## Start Supplied entries

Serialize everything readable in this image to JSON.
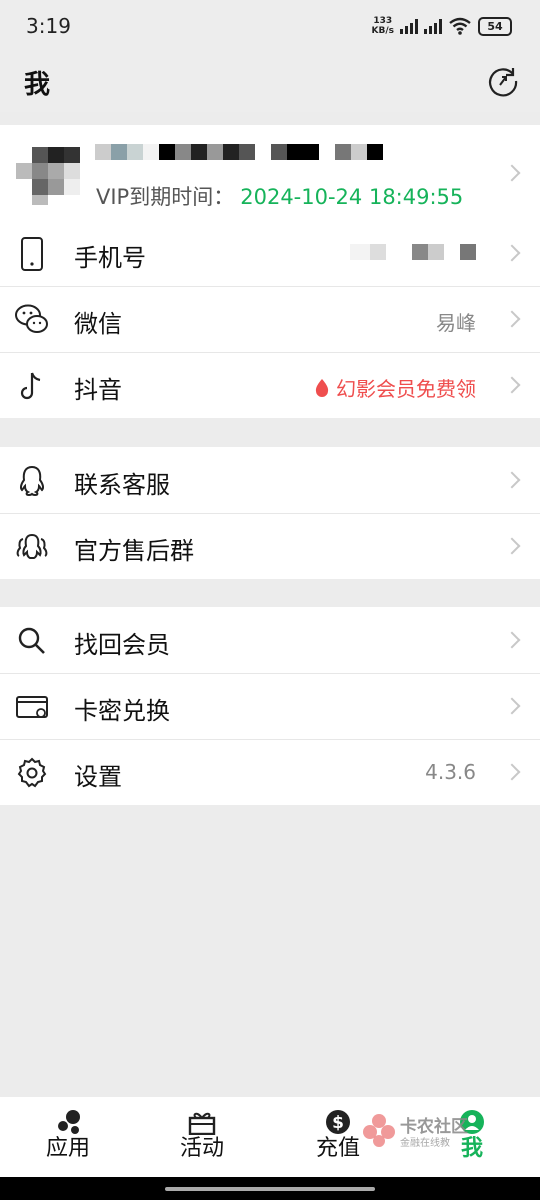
{
  "status_bar": {
    "time": "3:19",
    "speed_value": "133",
    "speed_unit": "KB/s",
    "battery": "54"
  },
  "header": {
    "title": "我"
  },
  "profile": {
    "vip_label": "VIP到期时间：",
    "vip_date": "2024-10-24 18:49:55"
  },
  "group1": [
    {
      "label": "手机号",
      "value": ""
    },
    {
      "label": "微信",
      "value": "易峰"
    },
    {
      "label": "抖音",
      "value": "幻影会员免费领"
    }
  ],
  "group2": [
    {
      "label": "联系客服"
    },
    {
      "label": "官方售后群"
    }
  ],
  "group3": [
    {
      "label": "找回会员",
      "value": ""
    },
    {
      "label": "卡密兑换",
      "value": ""
    },
    {
      "label": "设置",
      "value": "4.3.6"
    }
  ],
  "tabbar": [
    {
      "label": "应用"
    },
    {
      "label": "活动"
    },
    {
      "label": "充值"
    },
    {
      "label": "我"
    }
  ],
  "watermark": {
    "line1": "卡农社区",
    "line2": "金融在线教"
  },
  "colors": {
    "accent": "#16b35a",
    "promo": "#ef4e4e",
    "background": "#ececec"
  }
}
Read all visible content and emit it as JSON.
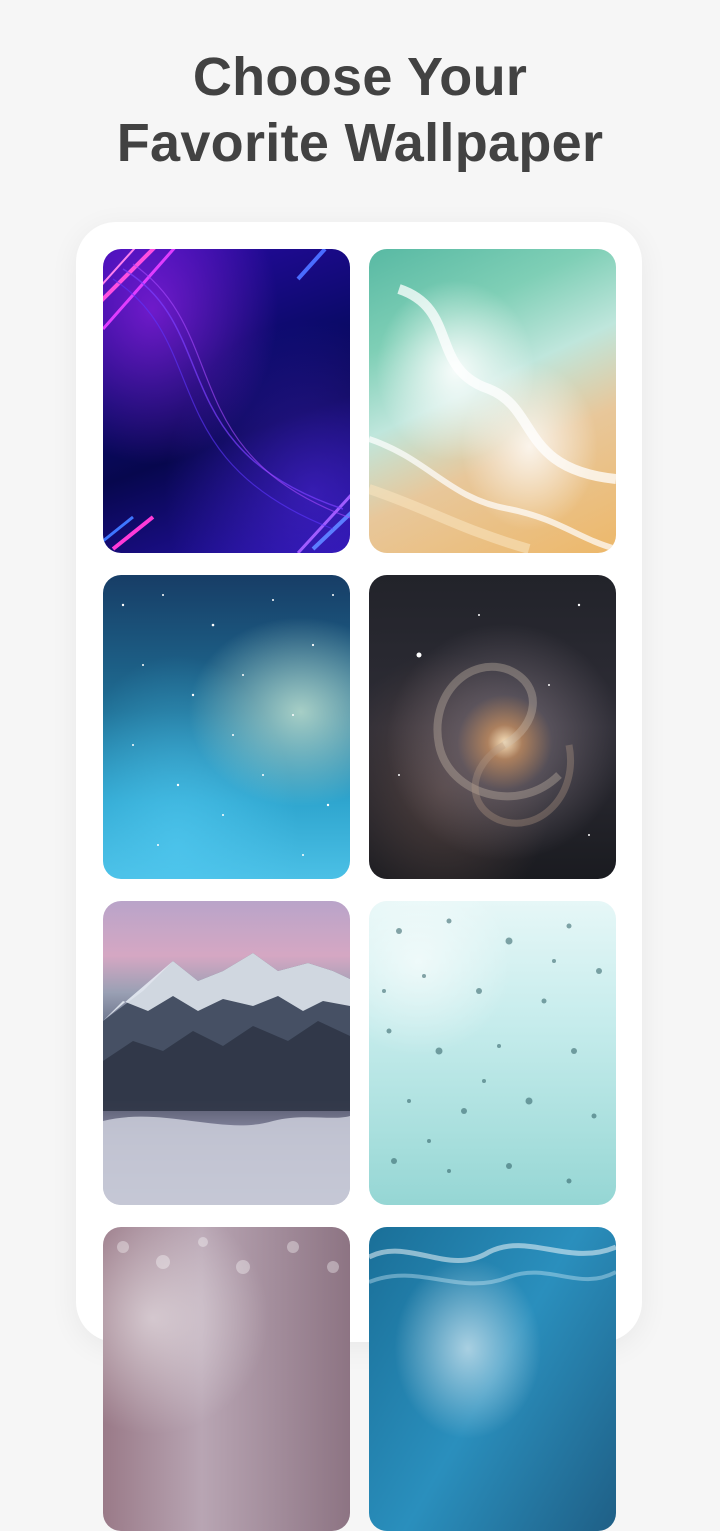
{
  "header": {
    "title_line1": "Choose Your",
    "title_line2": "Favorite Wallpaper"
  },
  "wallpapers": [
    {
      "name": "neon-lights",
      "icon": "neon-wallpaper"
    },
    {
      "name": "beach-waves",
      "icon": "beach-wallpaper"
    },
    {
      "name": "nebula-sky",
      "icon": "nebula-wallpaper"
    },
    {
      "name": "spiral-galaxy",
      "icon": "galaxy-wallpaper"
    },
    {
      "name": "snowy-mountains",
      "icon": "mountain-wallpaper"
    },
    {
      "name": "water-drops",
      "icon": "drops-wallpaper"
    },
    {
      "name": "pebbles",
      "icon": "pebbles-wallpaper"
    },
    {
      "name": "ocean-water",
      "icon": "ocean-wallpaper"
    }
  ],
  "colors": {
    "background": "#f6f6f6",
    "heading": "#424242",
    "frame": "#ffffff"
  }
}
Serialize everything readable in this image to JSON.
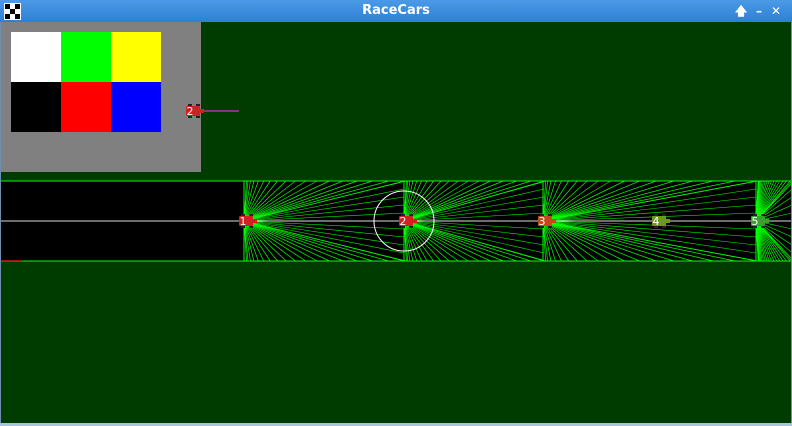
{
  "window": {
    "title": "RaceCars",
    "icon": "racecars-app-icon",
    "controls": [
      {
        "name": "maximize-button",
        "glyph": "🡅"
      },
      {
        "name": "minimize-button",
        "glyph": "–"
      },
      {
        "name": "close-button",
        "glyph": "✕"
      }
    ]
  },
  "palette": {
    "background": "#808080",
    "swatches": [
      "#ffffff",
      "#00ff00",
      "#ffff00",
      "#000000",
      "#ff0000",
      "#0000ff"
    ]
  },
  "preview_car": {
    "label": "2",
    "color": "#cc2222"
  },
  "track": {
    "background": "#000000",
    "field_color": "#003c00",
    "ray_color": "#00ff00",
    "centerline_color": "#dddddd"
  },
  "cars": [
    {
      "label": "1",
      "color": "#d42020"
    },
    {
      "label": "2",
      "color": "#d42020",
      "selected": true
    },
    {
      "label": "3",
      "color": "#c04a1a"
    },
    {
      "label": "4",
      "color": "#6a9a1a"
    },
    {
      "label": "5",
      "color": "#3aa030"
    }
  ]
}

## End Supplied entries

### Task details
Take every line from the data above that holds "drops" and copy it out.

### Answer to this problem
      "name": "water-drops",
      "icon": "drops-wallpaper"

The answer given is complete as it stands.